→ **THE RECORDS**

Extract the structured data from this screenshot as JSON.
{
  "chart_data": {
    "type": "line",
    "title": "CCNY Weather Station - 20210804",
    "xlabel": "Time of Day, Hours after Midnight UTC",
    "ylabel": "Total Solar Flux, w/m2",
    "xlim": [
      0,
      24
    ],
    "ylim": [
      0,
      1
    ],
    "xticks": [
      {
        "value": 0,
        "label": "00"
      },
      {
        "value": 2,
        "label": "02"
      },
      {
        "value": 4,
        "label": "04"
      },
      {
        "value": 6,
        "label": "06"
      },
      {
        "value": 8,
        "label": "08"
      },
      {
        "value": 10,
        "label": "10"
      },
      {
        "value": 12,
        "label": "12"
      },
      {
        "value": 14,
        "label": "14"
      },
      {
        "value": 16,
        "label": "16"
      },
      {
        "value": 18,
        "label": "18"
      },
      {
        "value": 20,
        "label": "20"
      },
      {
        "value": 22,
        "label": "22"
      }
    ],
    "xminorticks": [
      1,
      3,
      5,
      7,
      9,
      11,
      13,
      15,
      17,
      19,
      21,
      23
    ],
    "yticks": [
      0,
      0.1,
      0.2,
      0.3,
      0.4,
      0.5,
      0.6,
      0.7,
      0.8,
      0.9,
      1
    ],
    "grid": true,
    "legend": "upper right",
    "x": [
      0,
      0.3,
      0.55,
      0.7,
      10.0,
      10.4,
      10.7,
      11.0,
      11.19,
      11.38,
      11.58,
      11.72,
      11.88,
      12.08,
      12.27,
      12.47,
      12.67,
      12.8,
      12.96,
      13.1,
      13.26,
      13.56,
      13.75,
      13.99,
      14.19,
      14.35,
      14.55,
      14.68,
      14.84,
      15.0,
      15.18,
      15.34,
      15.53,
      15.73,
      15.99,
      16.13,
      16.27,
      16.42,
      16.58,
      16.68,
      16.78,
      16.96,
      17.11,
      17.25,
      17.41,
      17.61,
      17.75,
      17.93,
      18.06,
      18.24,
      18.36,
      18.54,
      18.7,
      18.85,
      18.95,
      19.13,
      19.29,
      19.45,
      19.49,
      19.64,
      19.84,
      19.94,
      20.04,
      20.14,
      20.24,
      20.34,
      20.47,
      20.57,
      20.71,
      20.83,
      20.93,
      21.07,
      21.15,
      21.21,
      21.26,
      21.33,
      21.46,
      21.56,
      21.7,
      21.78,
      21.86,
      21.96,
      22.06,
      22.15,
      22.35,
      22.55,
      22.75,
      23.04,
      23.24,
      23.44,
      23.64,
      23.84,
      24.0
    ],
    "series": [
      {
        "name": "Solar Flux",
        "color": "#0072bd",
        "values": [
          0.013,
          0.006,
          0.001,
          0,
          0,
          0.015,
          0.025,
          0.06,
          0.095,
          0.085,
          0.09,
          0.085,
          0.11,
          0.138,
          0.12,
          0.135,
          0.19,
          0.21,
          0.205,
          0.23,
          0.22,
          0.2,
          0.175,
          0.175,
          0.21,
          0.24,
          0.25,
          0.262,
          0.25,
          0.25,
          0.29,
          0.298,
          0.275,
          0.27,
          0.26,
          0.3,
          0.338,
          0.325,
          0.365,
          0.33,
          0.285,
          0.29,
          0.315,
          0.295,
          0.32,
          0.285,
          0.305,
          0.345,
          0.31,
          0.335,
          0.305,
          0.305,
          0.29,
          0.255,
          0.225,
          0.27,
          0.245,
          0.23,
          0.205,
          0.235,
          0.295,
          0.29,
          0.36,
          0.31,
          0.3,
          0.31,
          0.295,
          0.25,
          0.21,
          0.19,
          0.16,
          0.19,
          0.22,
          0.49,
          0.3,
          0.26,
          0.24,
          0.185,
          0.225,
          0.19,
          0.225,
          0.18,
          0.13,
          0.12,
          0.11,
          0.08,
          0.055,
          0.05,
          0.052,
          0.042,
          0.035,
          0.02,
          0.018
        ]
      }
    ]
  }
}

→ **THE REQUEST**
Find each line in the records holding the string "Flux" and show it.

→ **PROBLEM SOLUTION**
    "ylabel": "Total Solar Flux, w/m2",
        "name": "Solar Flux",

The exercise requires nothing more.